The request: Read the records below. Copy each line where the string "JSON" occurs.

Records to process:
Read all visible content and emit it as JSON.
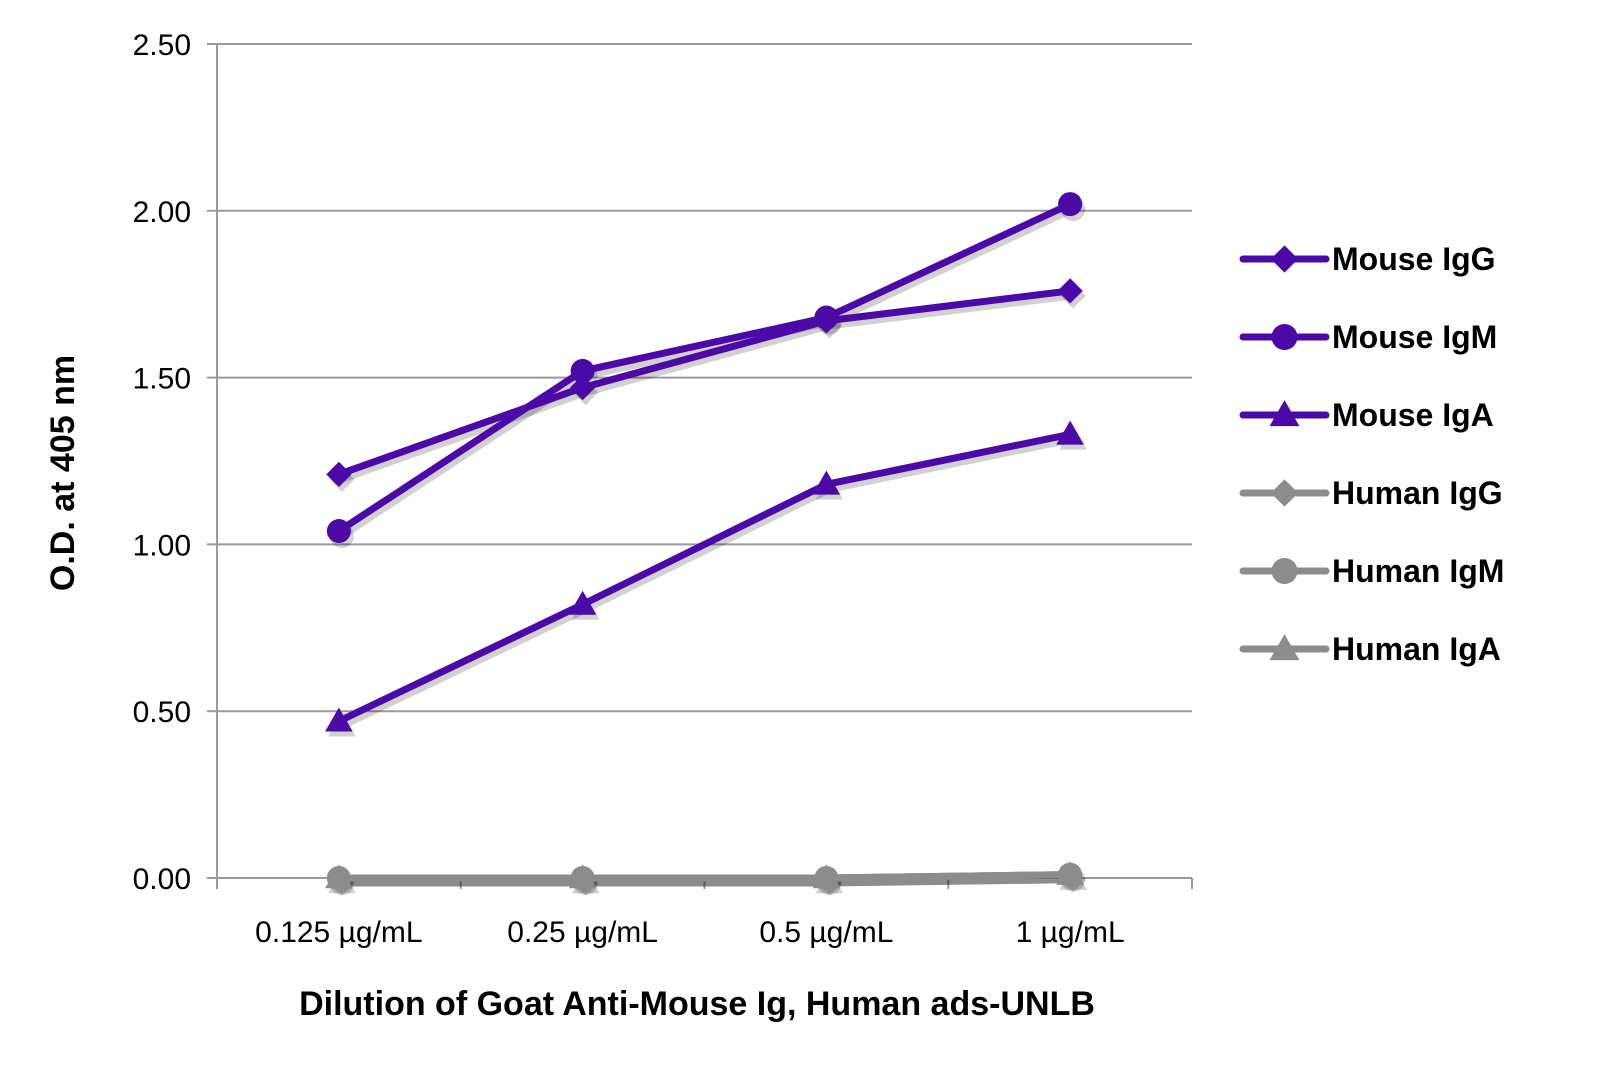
{
  "chart_data": {
    "type": "line",
    "title": "",
    "xlabel": "Dilution of Goat Anti-Mouse Ig, Human ads-UNLB",
    "ylabel": "O.D. at 405 nm",
    "categories": [
      "0.125 µg/mL",
      "0.25 µg/mL",
      "0.5 µg/mL",
      "1 µg/mL"
    ],
    "ylim": [
      0,
      2.5
    ],
    "yticks": [
      "0.00",
      "0.50",
      "1.00",
      "1.50",
      "2.00",
      "2.50"
    ],
    "ytick_values": [
      0,
      0.5,
      1.0,
      1.5,
      2.0,
      2.5
    ],
    "grid": "horizontal",
    "legend_position": "right",
    "series": [
      {
        "name": "Mouse IgG",
        "marker": "diamond",
        "color": "#4B0AA8",
        "values": [
          1.21,
          1.47,
          1.67,
          1.76
        ]
      },
      {
        "name": "Mouse IgM",
        "marker": "circle",
        "color": "#4B0AA8",
        "values": [
          1.04,
          1.52,
          1.68,
          2.02
        ]
      },
      {
        "name": "Mouse IgA",
        "marker": "triangle",
        "color": "#4B0AA8",
        "values": [
          0.47,
          0.82,
          1.18,
          1.33
        ]
      },
      {
        "name": "Human IgG",
        "marker": "diamond",
        "color": "#8C8C8C",
        "values": [
          0.0,
          0.0,
          0.0,
          0.01
        ]
      },
      {
        "name": "Human IgM",
        "marker": "circle",
        "color": "#8C8C8C",
        "values": [
          0.0,
          0.0,
          0.0,
          0.01
        ]
      },
      {
        "name": "Human IgA",
        "marker": "triangle",
        "color": "#8C8C8C",
        "values": [
          0.0,
          0.0,
          0.0,
          0.01
        ]
      }
    ]
  }
}
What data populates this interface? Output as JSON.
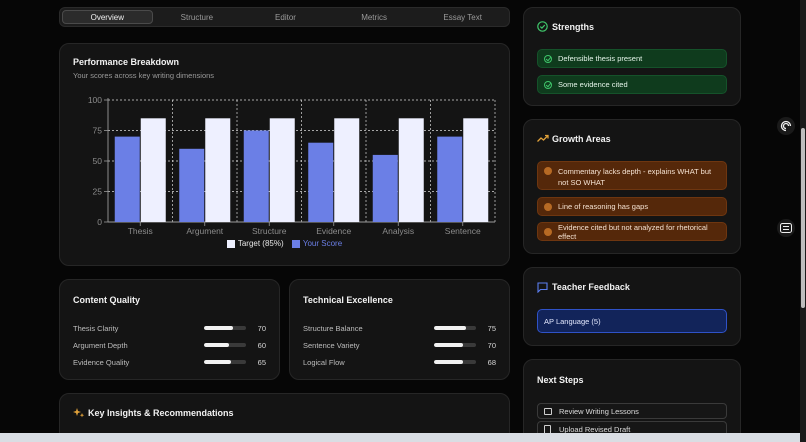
{
  "tabs": [
    {
      "label": "Overview",
      "active": true
    },
    {
      "label": "Structure",
      "active": false
    },
    {
      "label": "Editor",
      "active": false
    },
    {
      "label": "Metrics",
      "active": false
    },
    {
      "label": "Essay Text",
      "active": false
    }
  ],
  "performance": {
    "title": "Performance Breakdown",
    "subtitle": "Your scores across key writing dimensions"
  },
  "chart_data": {
    "type": "bar",
    "categories": [
      "Thesis",
      "Argument",
      "Structure",
      "Evidence",
      "Analysis",
      "Sentence"
    ],
    "series": [
      {
        "name": "Your Score",
        "values": [
          70,
          60,
          75,
          65,
          55,
          70
        ],
        "color": "#6b7fe6"
      },
      {
        "name": "Target (85%)",
        "values": [
          85,
          85,
          85,
          85,
          85,
          85
        ],
        "color": "#eef0ff"
      }
    ],
    "yticks": [
      0,
      25,
      50,
      75,
      100
    ],
    "ylim": [
      0,
      100
    ],
    "grid": true,
    "legend": "bottom"
  },
  "legend": {
    "target_label": "Target (85%)",
    "score_label": "Your Score"
  },
  "content_quality": {
    "title": "Content Quality",
    "rows": [
      {
        "label": "Thesis Clarity",
        "value": 70
      },
      {
        "label": "Argument Depth",
        "value": 60
      },
      {
        "label": "Evidence Quality",
        "value": 65
      }
    ]
  },
  "technical": {
    "title": "Technical Excellence",
    "rows": [
      {
        "label": "Structure Balance",
        "value": 75
      },
      {
        "label": "Sentence Variety",
        "value": 70
      },
      {
        "label": "Logical Flow",
        "value": 68
      }
    ]
  },
  "insights": {
    "title": "Key Insights & Recommendations"
  },
  "strengths": {
    "title": "Strengths",
    "items": [
      "Defensible thesis present",
      "Some evidence cited"
    ]
  },
  "growth": {
    "title": "Growth Areas",
    "items": [
      "Commentary lacks depth - explains WHAT but not SO WHAT",
      "Line of reasoning has gaps",
      "Evidence cited but not analyzed for rhetorical effect"
    ]
  },
  "feedback": {
    "title": "Teacher Feedback",
    "course": "AP Language (5)"
  },
  "next_steps": {
    "title": "Next Steps",
    "buttons": [
      "Review Writing Lessons",
      "Upload Revised Draft"
    ]
  },
  "icons": {
    "strengths": "check-circle-icon",
    "growth": "trending-up-icon",
    "feedback": "message-square-icon",
    "insights": "sparkles-icon",
    "lessons": "book-open-icon",
    "upload": "file-icon"
  }
}
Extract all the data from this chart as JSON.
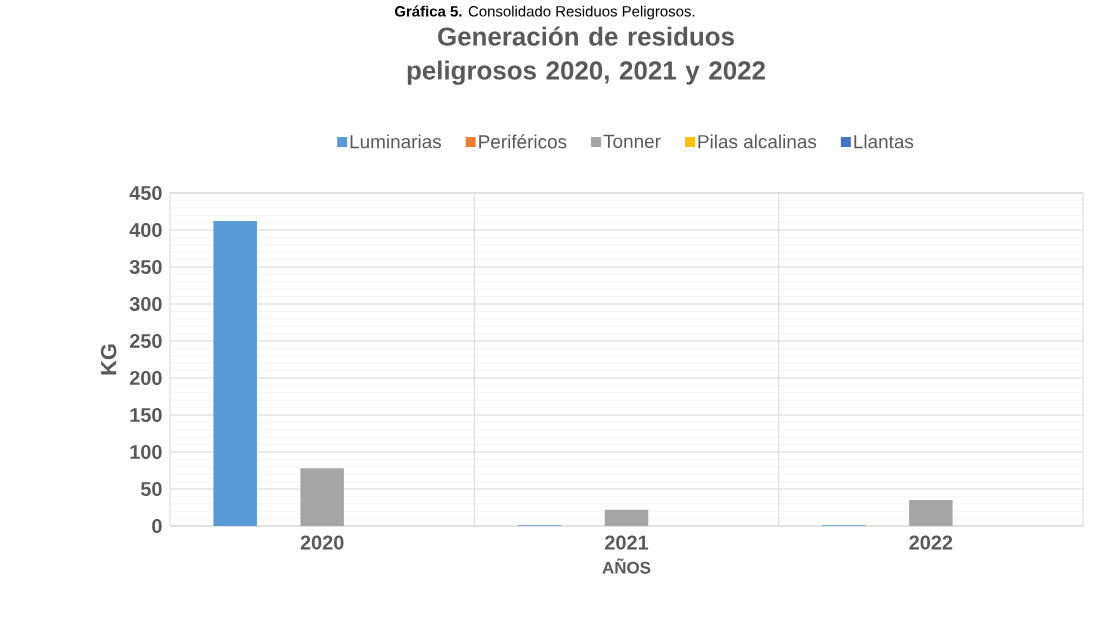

Solution to this exercise:
Read all visible content and emit it as JSON.
What data populates this interface? Output as JSON.
Extract all the data from this chart as JSON.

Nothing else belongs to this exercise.